Please restate the following records word for word.
_ _ _ _
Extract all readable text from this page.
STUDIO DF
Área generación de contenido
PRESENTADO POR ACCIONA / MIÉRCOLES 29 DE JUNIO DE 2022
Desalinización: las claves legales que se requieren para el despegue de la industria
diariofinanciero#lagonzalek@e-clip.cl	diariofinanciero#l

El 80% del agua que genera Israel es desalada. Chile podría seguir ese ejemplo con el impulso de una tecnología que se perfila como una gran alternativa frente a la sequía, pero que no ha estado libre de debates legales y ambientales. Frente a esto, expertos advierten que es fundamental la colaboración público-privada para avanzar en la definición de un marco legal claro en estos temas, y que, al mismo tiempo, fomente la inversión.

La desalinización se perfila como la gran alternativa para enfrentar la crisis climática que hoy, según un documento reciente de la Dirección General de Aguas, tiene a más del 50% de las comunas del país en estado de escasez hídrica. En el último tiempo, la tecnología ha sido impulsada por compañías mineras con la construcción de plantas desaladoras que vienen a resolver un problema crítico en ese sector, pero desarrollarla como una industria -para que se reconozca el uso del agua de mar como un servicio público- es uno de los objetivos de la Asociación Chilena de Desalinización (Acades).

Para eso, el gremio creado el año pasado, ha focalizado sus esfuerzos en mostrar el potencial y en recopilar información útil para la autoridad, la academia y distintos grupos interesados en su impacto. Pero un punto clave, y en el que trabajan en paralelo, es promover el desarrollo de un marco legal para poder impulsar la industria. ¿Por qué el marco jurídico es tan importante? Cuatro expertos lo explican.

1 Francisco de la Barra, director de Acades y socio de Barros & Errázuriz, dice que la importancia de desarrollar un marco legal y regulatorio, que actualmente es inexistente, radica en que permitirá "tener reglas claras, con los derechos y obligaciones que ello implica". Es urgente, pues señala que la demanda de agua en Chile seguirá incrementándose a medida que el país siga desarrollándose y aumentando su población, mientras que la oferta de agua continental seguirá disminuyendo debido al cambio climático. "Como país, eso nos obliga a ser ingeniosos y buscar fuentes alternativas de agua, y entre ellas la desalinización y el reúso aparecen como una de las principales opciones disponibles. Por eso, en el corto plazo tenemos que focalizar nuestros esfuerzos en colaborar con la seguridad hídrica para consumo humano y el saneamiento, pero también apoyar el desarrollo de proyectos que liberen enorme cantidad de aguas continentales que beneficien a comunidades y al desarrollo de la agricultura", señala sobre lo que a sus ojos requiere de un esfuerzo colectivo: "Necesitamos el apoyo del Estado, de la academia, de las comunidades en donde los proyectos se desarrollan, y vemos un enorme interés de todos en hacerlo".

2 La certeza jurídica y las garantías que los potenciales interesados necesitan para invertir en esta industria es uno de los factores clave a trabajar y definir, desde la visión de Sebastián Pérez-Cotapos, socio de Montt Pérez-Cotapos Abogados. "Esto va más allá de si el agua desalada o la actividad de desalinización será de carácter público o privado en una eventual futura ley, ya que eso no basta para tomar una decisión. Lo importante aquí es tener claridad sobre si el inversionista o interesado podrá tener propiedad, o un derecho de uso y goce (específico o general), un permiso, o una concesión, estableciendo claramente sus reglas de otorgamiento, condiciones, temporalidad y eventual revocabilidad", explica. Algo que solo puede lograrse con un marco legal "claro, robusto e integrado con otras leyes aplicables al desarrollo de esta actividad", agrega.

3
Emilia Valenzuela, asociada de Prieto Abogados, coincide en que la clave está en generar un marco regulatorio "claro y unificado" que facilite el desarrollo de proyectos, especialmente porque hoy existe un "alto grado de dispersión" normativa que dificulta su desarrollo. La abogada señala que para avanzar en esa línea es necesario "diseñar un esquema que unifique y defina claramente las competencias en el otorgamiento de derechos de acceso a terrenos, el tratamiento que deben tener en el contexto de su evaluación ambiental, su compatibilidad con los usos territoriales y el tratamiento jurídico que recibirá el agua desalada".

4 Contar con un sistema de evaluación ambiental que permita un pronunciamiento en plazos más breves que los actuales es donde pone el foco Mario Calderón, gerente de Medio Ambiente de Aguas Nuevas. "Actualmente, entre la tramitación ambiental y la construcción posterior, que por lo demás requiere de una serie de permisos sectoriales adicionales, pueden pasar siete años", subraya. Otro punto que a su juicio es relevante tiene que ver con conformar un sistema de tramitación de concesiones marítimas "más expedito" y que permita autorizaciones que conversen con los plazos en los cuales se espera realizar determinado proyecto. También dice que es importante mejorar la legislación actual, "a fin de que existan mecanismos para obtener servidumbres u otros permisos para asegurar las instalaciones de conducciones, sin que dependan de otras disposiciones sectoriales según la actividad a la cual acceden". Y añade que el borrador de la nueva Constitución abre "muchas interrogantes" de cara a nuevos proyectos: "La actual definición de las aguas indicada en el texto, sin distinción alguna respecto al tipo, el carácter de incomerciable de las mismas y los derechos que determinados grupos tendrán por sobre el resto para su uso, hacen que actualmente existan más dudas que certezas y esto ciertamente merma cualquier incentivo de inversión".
_ _ _ _
FINAL RESULT:
Extract all readable text from this page.
STUDIO DF
Área generación de contenido
PRESENTADO POR ACCIONA / MIÉRCOLES 29 DE JUNIO DE 2022
Desalinización: las claves legales que se requieren para el despegue de la industria
diariofinanciero#lagonzalek@e-clip.cl	diariofinanciero#l

El 80% del agua que genera Israel es desalada. Chile podría seguir ese ejemplo con el impulso de una tecnología que se perfila como una gran alternativa frente a la sequía, pero que no ha estado libre de debates legales y ambientales. Frente a esto, expertos advierten que es fundamental la colaboración público-privada para avanzar en la definición de un marco legal claro en estos temas, y que, al mismo tiempo, fomente la inversión.

La desalinización se perfila como la gran alternativa para enfrentar la crisis climática que hoy, según un documento reciente de la Dirección General de Aguas, tiene a más del 50% de las comunas del país en estado de escasez hídrica. En el último tiempo, la tecnología ha sido impulsada por compañías mineras con la construcción de plantas desaladoras que vienen a resolver un problema crítico en ese sector, pero desarrollarla como una industria -para que se reconozca el uso del agua de mar como un servicio público- es uno de los objetivos de la Asociación Chilena de Desalinización (Acades).

Para eso, el gremio creado el año pasado, ha focalizado sus esfuerzos en mostrar el potencial y en recopilar información útil para la autoridad, la academia y distintos grupos interesados en su impacto. Pero un punto clave, y en el que trabajan en paralelo, es promover el desarrollo de un marco legal para poder impulsar la industria. ¿Por qué el marco jurídico es tan importante? Cuatro expertos lo explican.

1 Francisco de la Barra, director de Acades y socio de Barros & Errázuriz, dice que la importancia de desarrollar un marco legal y regulatorio, que actualmente es inexistente, radica en que permitirá "tener reglas claras, con los derechos y obligaciones que ello implica". Es urgente, pues señala que la demanda de agua en Chile seguirá incrementándose a medida que el país siga desarrollándose y aumentando su población, mientras que la oferta de agua continental seguirá disminuyendo debido al cambio climático. "Como país, eso nos obliga a ser ingeniosos y buscar fuentes alternativas de agua, y entre ellas la desalinización y el reúso aparecen como una de las principales opciones disponibles. Por eso, en el corto plazo tenemos que focalizar nuestros esfuerzos en colaborar con la seguridad hídrica para consumo humano y el saneamiento, pero también apoyar el desarrollo de proyectos que liberen enorme cantidad de aguas continentales que beneficien a comunidades y al desarrollo de la agricultura", señala sobre lo que a sus ojos requiere de un esfuerzo colectivo: "Necesitamos el apoyo del Estado, de la academia, de las comunidades en donde los proyectos se desarrollan, y vemos un enorme interés de todos en hacerlo".

2 La certeza jurídica y las garantías que los potenciales interesados necesitan para invertir en esta industria es uno de los factores clave a trabajar y definir, desde la visión de Sebastián Pérez-Cotapos, socio de Montt Pérez-Cotapos Abogados. "Esto va más allá de si el agua desalada o la actividad de desalinización será de carácter público o privado en una eventual futura ley, ya que eso no basta para tomar una decisión. Lo importante aquí es tener claridad sobre si el inversionista o interesado podrá tener propiedad, o un derecho de uso y goce (específico o general), un permiso, o una concesión, estableciendo claramente sus reglas de otorgamiento, condiciones, temporalidad y eventual revocabilidad", explica. Algo que solo puede lograrse con un marco legal "claro, robusto e integrado con otras leyes aplicables al desarrollo de esta actividad", agrega.

3
Emilia Valenzuela, asociada de Prieto Abogados, coincide en que la clave está en generar un marco regulatorio "claro y unificado" que facilite el desarrollo de proyectos, especialmente porque hoy existe un "alto grado de dispersión" normativa que dificulta su desarrollo. La abogada señala que para avanzar en esa línea es necesario "diseñar un esquema que unifique y defina claramente las competencias en el otorgamiento de derechos de acceso a terrenos, el tratamiento que deben tener en el contexto de su evaluación ambiental, su compatibilidad con los usos territoriales y el tratamiento jurídico que recibirá el agua desalada".

4 Contar con un sistema de evaluación ambiental que permita un pronunciamiento en plazos más breves que los actuales es donde pone el foco Mario Calderón, gerente de Medio Ambiente de Aguas Nuevas. "Actualmente, entre la tramitación ambiental y la construcción posterior, que por lo demás requiere de una serie de permisos sectoriales adicionales, pueden pasar siete años", subraya. Otro punto que a su juicio es relevante tiene que ver con conformar un sistema de tramitación de concesiones marítimas "más expedito" y que permita autorizaciones que conversen con los plazos en los cuales se espera realizar determinado proyecto. También dice que es importante mejorar la legislación actual, "a fin de que existan mecanismos para obtener servidumbres u otros permisos para asegurar las instalaciones de conducciones, sin que dependan de otras disposiciones sectoriales según la actividad a la cual acceden". Y añade que el borrador de la nueva Constitución abre "muchas interrogantes" de cara a nuevos proyectos: "La actual definición de las aguas indicada en el texto, sin distinción alguna respecto al tipo, el carácter de incomerciable de las mismas y los derechos que determinados grupos tendrán por sobre el resto para su uso, hacen que actualmente existan más dudas que certezas y esto ciertamente merma cualquier incentivo de inversión".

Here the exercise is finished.